=== RECORDS FOR THIS TASK ===
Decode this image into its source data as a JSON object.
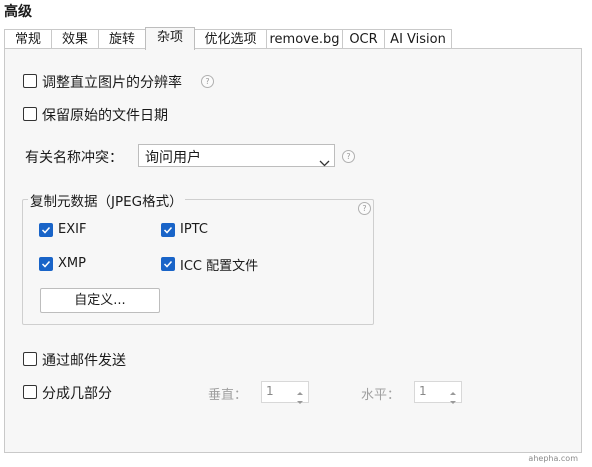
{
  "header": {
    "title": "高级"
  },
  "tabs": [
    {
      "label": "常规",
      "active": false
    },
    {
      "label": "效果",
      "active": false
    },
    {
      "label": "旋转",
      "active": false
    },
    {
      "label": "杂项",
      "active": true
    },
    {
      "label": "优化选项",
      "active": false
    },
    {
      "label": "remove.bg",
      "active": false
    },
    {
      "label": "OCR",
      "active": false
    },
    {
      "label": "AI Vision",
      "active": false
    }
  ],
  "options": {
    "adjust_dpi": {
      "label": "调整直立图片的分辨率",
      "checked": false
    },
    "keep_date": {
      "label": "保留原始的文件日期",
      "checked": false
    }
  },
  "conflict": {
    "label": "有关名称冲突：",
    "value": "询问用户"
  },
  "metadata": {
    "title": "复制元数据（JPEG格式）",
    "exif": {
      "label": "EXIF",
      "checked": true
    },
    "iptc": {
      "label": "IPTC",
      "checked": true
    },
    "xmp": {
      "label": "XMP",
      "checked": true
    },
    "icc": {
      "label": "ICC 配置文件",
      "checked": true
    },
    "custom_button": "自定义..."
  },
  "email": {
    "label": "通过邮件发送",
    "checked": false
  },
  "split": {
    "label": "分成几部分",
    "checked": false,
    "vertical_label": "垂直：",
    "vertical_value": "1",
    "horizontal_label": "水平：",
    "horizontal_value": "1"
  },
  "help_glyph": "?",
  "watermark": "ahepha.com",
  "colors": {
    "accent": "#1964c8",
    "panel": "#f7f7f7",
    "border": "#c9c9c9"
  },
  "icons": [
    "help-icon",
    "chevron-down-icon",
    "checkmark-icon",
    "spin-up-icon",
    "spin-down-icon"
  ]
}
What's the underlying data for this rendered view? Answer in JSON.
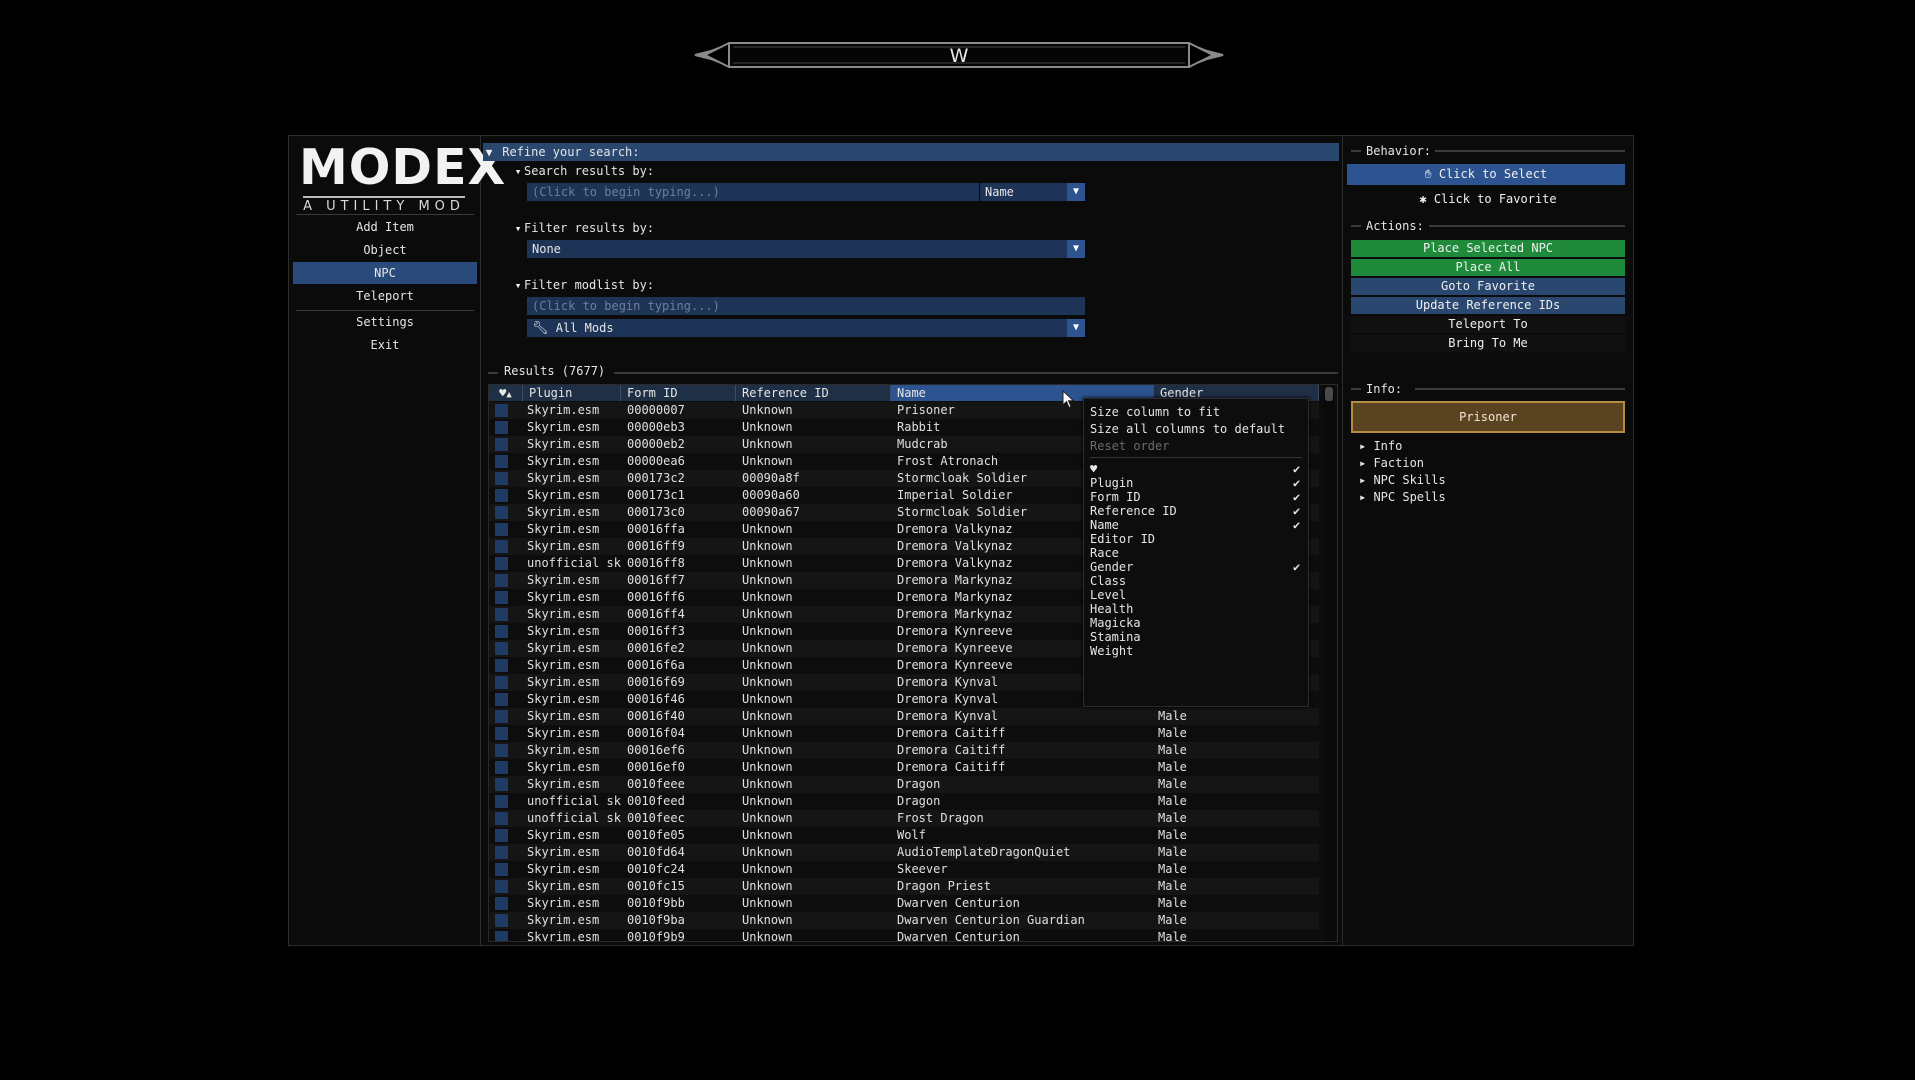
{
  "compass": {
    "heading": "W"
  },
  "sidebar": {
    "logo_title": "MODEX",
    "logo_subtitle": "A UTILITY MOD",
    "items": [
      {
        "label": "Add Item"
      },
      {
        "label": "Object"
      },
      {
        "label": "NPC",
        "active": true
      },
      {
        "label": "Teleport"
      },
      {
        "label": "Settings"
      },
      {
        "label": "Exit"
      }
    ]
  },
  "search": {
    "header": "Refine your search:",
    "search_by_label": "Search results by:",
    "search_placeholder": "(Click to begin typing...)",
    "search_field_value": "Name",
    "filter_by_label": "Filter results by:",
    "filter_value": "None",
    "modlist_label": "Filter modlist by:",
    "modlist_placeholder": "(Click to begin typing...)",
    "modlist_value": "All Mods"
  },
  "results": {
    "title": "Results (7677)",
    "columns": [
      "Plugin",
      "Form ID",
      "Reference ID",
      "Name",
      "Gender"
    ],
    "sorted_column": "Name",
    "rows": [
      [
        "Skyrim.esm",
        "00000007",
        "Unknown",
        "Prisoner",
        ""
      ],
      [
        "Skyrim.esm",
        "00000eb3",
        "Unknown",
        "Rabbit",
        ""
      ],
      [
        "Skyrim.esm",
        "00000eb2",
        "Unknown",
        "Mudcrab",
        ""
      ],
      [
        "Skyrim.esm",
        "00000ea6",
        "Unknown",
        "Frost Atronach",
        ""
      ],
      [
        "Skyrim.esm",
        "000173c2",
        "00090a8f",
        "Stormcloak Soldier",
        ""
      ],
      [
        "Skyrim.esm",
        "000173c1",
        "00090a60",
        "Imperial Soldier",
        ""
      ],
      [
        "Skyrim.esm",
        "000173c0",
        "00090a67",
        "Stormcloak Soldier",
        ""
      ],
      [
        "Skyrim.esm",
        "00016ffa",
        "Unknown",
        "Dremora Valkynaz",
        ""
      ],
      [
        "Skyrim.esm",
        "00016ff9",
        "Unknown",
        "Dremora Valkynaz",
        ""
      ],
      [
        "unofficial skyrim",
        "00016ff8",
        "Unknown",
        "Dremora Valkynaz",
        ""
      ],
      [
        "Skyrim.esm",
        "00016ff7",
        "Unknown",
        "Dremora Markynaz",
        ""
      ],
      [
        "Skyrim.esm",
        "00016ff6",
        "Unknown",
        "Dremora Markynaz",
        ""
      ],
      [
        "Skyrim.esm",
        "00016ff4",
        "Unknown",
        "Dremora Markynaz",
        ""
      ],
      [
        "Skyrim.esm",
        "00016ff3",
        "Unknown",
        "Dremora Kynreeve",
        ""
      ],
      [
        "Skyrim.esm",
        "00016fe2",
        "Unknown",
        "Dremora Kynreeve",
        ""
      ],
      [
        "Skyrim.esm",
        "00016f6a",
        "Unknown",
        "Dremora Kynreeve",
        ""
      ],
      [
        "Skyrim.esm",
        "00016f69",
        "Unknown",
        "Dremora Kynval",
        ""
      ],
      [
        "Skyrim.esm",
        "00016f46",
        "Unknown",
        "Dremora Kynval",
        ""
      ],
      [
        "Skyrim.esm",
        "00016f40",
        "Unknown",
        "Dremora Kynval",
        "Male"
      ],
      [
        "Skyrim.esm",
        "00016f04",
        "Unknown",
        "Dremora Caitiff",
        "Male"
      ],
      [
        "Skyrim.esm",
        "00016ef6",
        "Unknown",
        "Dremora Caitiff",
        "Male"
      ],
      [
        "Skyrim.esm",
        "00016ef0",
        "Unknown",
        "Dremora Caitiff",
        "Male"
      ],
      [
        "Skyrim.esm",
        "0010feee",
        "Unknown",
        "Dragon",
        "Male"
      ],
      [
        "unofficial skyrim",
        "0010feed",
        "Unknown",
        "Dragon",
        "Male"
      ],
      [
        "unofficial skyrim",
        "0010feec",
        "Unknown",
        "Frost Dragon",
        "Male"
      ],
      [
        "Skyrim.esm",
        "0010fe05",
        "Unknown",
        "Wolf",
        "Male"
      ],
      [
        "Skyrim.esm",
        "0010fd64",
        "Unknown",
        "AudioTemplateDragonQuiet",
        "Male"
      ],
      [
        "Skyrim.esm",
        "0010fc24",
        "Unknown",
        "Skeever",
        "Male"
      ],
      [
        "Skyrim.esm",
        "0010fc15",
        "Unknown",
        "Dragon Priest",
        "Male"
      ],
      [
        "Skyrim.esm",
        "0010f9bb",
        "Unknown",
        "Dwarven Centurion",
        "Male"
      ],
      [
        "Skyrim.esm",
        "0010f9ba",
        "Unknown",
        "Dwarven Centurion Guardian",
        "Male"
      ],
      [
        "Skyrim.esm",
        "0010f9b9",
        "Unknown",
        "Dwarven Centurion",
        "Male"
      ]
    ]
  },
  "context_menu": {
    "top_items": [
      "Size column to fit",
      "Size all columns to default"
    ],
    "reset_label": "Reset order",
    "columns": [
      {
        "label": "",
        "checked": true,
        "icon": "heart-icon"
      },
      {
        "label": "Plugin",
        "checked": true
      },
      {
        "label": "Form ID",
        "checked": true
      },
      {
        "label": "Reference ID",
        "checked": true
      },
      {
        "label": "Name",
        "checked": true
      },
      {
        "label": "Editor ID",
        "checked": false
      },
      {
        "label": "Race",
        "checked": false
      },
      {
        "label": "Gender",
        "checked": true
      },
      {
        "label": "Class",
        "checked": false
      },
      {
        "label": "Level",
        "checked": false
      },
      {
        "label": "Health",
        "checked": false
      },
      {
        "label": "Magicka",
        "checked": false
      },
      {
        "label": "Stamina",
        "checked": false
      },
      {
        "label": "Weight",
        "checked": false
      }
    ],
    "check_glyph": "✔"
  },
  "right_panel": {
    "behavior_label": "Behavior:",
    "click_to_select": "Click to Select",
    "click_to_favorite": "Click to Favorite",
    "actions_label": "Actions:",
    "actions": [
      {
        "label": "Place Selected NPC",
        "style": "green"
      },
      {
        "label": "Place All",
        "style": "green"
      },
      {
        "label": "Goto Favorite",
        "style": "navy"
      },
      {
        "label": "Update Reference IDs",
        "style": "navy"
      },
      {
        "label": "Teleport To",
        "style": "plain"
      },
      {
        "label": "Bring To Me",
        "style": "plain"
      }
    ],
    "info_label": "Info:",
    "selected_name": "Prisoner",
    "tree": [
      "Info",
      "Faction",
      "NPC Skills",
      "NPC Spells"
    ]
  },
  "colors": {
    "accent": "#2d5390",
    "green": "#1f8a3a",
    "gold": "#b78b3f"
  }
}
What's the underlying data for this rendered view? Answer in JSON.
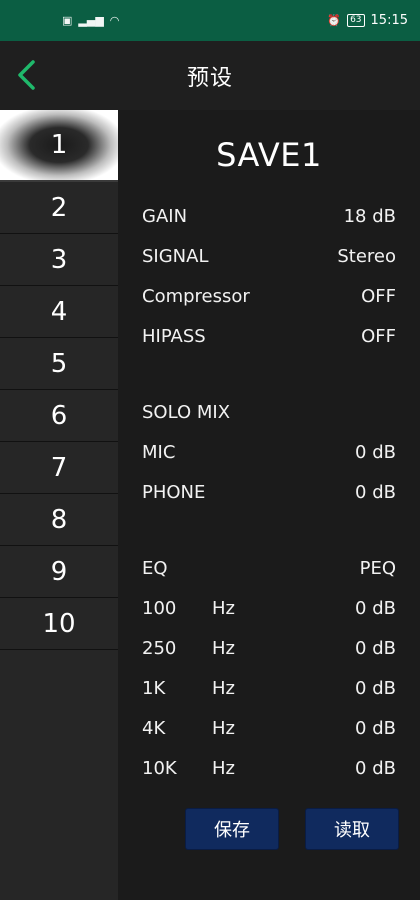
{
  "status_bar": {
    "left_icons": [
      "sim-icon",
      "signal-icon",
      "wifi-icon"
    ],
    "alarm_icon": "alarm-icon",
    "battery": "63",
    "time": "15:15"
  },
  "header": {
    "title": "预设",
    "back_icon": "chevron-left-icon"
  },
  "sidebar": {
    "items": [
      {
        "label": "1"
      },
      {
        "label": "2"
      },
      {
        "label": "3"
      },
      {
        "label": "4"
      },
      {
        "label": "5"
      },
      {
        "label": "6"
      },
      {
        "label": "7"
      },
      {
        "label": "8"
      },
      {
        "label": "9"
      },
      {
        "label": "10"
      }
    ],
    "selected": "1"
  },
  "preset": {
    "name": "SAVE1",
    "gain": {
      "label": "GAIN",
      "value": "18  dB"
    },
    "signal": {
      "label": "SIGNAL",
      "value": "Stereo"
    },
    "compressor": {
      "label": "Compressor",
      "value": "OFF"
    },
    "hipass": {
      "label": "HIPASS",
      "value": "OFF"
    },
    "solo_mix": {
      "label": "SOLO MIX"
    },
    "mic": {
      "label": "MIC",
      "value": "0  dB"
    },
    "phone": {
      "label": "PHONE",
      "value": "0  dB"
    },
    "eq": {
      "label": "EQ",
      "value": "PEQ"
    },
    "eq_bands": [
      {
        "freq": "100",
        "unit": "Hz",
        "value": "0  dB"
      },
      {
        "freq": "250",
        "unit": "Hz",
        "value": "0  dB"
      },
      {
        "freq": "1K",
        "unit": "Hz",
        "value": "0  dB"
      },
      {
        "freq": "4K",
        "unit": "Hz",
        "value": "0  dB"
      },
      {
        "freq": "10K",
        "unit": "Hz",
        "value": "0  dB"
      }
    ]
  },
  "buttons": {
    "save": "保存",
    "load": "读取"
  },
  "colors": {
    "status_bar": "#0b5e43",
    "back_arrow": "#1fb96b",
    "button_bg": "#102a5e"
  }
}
===
**GOAL OF THE EXERCISE**
Go through the lines above. Select every one that has the string "Click".

**TASK ANSWER**
    "search_placeholder": "(Click to begin typing...)",
    "modlist_placeholder": "(Click to begin typing...)",
    "click_to_select": "Click to Select",
    "click_to_favorite": "Click to Favorite",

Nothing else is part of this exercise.